Stated task>
Your task is to gather the lines below that hold the string "ylabel".

Supplied material>
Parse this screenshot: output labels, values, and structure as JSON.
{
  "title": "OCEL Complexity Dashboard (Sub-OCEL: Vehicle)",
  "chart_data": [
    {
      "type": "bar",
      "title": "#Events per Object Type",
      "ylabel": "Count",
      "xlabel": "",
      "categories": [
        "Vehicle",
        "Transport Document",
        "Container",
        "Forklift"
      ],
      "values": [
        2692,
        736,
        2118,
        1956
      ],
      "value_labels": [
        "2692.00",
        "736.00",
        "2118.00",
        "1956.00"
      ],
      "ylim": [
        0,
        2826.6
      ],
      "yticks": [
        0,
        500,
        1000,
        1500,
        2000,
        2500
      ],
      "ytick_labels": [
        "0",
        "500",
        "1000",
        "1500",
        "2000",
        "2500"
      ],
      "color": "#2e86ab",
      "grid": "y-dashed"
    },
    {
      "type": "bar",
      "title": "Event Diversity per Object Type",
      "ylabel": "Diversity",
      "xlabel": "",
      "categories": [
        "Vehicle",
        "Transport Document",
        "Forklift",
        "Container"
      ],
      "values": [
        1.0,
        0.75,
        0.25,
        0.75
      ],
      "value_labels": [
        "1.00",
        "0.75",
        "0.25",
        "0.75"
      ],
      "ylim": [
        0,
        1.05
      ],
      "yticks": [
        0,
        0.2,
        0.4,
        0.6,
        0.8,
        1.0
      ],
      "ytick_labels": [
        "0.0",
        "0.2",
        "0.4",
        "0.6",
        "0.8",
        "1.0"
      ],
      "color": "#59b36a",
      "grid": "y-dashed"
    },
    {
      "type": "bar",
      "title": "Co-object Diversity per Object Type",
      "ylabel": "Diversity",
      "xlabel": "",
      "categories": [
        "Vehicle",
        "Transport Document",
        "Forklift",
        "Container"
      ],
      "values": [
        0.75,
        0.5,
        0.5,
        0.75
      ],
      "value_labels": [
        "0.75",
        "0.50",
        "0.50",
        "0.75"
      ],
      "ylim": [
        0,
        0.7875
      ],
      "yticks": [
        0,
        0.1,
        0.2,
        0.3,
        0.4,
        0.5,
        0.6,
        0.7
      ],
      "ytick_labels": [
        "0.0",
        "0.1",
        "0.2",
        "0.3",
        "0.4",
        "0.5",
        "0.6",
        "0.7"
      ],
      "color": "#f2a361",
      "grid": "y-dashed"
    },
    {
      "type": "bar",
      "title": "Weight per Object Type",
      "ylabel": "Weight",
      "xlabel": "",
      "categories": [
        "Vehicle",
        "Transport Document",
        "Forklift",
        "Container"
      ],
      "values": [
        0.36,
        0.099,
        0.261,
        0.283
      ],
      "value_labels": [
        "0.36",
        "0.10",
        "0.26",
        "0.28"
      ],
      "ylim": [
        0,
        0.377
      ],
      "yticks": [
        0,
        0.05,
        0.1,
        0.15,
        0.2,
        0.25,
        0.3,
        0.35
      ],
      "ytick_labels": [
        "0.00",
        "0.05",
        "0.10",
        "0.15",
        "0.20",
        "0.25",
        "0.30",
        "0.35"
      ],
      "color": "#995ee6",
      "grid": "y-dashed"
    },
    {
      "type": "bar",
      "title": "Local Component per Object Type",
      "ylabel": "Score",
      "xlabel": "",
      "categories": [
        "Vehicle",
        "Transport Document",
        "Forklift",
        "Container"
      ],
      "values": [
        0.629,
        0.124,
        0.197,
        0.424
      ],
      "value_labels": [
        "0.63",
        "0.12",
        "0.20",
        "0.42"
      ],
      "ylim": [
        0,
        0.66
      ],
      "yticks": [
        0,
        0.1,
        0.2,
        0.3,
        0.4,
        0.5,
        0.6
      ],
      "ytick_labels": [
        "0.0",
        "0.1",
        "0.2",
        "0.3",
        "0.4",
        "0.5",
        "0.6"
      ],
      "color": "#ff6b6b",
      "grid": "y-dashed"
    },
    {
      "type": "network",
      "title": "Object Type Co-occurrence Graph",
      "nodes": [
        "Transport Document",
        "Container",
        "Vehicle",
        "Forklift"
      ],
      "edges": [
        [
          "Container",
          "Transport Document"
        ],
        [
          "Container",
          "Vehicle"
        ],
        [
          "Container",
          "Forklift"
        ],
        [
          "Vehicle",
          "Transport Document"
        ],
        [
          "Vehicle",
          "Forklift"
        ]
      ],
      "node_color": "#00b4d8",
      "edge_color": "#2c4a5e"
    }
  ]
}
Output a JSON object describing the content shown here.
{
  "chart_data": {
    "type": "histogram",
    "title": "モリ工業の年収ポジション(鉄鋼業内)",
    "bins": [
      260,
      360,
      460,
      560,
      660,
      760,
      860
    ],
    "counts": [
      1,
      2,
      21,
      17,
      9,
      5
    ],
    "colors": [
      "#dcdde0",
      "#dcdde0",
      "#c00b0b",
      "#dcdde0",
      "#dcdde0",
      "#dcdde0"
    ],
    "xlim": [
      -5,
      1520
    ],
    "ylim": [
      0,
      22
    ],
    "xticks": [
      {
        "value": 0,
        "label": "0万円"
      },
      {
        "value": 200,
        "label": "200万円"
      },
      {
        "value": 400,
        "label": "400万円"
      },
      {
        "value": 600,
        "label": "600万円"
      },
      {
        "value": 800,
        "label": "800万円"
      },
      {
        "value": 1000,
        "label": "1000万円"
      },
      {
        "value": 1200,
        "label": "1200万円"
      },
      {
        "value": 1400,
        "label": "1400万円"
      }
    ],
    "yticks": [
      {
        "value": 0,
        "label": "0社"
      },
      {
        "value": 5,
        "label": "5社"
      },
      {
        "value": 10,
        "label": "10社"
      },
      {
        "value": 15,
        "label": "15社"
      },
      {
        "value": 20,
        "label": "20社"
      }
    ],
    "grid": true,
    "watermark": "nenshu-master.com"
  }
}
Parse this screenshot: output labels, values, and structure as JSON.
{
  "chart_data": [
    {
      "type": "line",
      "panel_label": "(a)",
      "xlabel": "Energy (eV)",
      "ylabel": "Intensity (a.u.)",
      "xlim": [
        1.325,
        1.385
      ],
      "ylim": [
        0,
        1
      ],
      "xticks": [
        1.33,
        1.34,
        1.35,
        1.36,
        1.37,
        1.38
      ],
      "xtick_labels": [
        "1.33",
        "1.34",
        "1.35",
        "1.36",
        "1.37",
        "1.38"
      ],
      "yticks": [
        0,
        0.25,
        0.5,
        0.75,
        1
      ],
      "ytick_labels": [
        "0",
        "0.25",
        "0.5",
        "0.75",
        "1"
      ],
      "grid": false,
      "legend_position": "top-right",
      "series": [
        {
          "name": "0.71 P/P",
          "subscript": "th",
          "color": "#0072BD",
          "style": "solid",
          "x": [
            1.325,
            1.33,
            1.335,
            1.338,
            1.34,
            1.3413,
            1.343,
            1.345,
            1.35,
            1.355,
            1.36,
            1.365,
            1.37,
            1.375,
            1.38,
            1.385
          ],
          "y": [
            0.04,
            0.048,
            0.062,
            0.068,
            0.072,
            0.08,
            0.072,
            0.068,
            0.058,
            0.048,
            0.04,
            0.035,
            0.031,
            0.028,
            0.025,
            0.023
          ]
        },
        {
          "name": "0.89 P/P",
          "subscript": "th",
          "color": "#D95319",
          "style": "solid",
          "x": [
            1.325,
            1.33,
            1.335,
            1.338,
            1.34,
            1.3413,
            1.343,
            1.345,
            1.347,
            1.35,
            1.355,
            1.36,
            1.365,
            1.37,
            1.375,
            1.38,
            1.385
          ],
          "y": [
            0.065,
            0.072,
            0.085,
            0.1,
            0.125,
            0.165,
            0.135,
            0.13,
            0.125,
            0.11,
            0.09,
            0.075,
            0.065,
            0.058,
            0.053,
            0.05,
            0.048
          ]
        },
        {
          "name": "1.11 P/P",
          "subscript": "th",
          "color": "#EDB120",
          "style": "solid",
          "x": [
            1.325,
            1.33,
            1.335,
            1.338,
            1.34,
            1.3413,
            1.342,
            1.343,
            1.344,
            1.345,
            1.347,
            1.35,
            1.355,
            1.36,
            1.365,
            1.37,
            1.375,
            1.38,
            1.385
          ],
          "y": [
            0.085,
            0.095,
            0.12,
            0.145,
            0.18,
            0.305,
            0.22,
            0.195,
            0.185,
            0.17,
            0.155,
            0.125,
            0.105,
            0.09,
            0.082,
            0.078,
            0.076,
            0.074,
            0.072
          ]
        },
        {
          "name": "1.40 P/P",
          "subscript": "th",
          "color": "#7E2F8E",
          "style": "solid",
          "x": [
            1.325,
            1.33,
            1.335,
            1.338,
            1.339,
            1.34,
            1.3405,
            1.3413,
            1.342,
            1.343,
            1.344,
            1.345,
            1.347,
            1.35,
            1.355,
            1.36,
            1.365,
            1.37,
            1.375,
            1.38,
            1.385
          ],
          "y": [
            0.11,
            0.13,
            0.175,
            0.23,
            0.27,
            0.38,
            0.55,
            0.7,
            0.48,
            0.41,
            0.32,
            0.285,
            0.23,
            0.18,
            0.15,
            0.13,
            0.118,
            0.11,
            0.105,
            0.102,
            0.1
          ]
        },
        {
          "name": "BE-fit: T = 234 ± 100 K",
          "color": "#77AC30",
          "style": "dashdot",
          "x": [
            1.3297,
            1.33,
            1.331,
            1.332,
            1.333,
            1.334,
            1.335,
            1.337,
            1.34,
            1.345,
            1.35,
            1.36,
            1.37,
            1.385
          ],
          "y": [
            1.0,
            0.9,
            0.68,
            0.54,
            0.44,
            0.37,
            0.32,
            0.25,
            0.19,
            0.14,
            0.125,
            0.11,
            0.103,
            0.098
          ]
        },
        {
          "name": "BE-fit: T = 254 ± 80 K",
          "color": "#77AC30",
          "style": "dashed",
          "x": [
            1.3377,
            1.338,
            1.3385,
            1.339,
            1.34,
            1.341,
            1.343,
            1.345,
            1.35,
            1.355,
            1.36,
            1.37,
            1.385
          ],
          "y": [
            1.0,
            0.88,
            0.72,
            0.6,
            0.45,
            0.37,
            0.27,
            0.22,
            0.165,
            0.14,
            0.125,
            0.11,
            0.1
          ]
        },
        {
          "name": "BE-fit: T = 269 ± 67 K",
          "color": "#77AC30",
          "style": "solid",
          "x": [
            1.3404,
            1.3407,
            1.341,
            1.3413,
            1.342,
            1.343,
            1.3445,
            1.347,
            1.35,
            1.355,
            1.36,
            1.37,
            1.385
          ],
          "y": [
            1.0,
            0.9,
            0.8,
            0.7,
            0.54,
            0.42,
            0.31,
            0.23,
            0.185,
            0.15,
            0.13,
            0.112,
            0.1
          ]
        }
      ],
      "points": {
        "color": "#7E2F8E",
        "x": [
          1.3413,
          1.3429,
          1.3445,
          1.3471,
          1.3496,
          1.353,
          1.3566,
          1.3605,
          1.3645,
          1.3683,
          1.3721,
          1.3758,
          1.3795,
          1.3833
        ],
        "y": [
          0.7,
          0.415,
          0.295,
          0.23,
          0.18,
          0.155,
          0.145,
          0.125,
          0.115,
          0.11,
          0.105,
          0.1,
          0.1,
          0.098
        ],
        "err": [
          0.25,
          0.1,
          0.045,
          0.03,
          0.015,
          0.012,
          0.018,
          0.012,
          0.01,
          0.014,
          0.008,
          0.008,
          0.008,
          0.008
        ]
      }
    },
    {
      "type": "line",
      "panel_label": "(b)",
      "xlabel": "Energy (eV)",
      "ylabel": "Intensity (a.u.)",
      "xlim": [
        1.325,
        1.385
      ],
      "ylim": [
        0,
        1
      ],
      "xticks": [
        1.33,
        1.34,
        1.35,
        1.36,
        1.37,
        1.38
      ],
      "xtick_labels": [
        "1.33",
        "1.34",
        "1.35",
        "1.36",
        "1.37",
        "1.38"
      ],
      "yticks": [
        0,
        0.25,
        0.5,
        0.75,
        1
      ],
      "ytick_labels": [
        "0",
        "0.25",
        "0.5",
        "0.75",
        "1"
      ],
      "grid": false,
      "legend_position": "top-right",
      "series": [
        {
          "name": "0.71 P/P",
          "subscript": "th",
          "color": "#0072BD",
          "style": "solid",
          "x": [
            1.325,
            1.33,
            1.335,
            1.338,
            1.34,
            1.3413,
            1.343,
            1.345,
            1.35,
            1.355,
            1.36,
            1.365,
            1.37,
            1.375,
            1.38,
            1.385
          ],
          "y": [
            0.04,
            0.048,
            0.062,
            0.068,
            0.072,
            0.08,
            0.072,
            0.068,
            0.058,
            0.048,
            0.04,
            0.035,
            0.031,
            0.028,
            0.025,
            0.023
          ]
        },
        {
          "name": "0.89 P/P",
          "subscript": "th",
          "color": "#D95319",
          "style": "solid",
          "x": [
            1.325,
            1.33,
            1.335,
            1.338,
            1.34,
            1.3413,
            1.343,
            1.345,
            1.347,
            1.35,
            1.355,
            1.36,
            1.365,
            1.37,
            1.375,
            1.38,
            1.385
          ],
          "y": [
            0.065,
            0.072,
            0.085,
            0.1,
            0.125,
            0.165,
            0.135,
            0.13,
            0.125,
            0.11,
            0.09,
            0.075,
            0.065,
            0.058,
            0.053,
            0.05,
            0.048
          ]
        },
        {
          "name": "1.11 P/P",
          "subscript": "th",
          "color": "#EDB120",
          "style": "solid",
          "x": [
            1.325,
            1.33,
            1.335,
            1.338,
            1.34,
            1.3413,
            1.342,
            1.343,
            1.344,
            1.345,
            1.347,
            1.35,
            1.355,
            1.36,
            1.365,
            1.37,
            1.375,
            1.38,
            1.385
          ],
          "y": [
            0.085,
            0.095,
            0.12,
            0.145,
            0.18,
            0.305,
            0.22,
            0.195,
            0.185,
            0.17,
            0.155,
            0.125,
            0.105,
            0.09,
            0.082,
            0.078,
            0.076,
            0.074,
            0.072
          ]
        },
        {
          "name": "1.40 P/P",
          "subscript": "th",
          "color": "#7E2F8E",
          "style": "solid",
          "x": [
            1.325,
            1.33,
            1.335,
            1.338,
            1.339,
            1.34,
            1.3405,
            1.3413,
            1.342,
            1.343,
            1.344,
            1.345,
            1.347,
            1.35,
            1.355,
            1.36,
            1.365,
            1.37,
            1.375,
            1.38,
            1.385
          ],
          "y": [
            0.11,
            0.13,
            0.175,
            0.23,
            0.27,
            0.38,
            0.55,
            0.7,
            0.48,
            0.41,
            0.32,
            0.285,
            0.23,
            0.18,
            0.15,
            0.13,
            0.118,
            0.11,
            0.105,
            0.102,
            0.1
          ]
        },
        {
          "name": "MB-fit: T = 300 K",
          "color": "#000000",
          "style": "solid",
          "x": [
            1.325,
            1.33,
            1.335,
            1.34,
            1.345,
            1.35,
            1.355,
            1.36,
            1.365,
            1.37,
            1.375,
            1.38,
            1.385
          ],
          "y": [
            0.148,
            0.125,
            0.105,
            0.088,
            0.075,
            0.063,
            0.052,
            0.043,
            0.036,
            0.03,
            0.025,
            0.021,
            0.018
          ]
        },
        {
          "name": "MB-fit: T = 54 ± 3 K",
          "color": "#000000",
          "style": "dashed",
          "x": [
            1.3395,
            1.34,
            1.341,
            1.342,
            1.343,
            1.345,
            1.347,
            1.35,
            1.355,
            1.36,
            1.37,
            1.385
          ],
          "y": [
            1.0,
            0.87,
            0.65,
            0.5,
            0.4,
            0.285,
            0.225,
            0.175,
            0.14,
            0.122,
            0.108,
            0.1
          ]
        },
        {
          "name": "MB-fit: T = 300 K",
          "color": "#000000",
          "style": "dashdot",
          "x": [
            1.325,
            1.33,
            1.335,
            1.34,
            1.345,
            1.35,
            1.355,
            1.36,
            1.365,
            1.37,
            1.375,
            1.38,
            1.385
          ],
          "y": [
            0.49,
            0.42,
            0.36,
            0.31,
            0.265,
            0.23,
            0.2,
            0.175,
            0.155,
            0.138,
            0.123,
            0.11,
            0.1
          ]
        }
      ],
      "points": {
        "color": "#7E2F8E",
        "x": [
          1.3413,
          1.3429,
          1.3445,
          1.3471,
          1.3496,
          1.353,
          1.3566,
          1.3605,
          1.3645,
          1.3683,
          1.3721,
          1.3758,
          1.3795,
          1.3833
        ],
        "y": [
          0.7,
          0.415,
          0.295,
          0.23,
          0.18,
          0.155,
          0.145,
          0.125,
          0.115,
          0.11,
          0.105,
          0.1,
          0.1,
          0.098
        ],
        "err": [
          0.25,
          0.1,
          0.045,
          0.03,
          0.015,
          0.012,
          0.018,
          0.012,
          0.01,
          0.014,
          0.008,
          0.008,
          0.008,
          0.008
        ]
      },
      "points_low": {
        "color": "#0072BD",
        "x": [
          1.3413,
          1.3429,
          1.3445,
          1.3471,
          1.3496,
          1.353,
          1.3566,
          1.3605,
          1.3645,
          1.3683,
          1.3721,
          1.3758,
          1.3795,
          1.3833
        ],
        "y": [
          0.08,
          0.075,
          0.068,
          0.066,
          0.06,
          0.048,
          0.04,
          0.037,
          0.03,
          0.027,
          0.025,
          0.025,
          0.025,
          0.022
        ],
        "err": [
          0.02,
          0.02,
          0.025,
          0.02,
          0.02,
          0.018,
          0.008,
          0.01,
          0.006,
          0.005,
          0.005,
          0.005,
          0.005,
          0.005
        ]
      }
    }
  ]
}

Solution to the problem>
      "ylabel": "Count",
      "ylabel": "Diversity",
      "ylabel": "Diversity",
      "ylabel": "Weight",
      "ylabel": "Score",
      "ylabel": "Intensity (a.u.)",
      "ylabel": "Intensity (a.u.)",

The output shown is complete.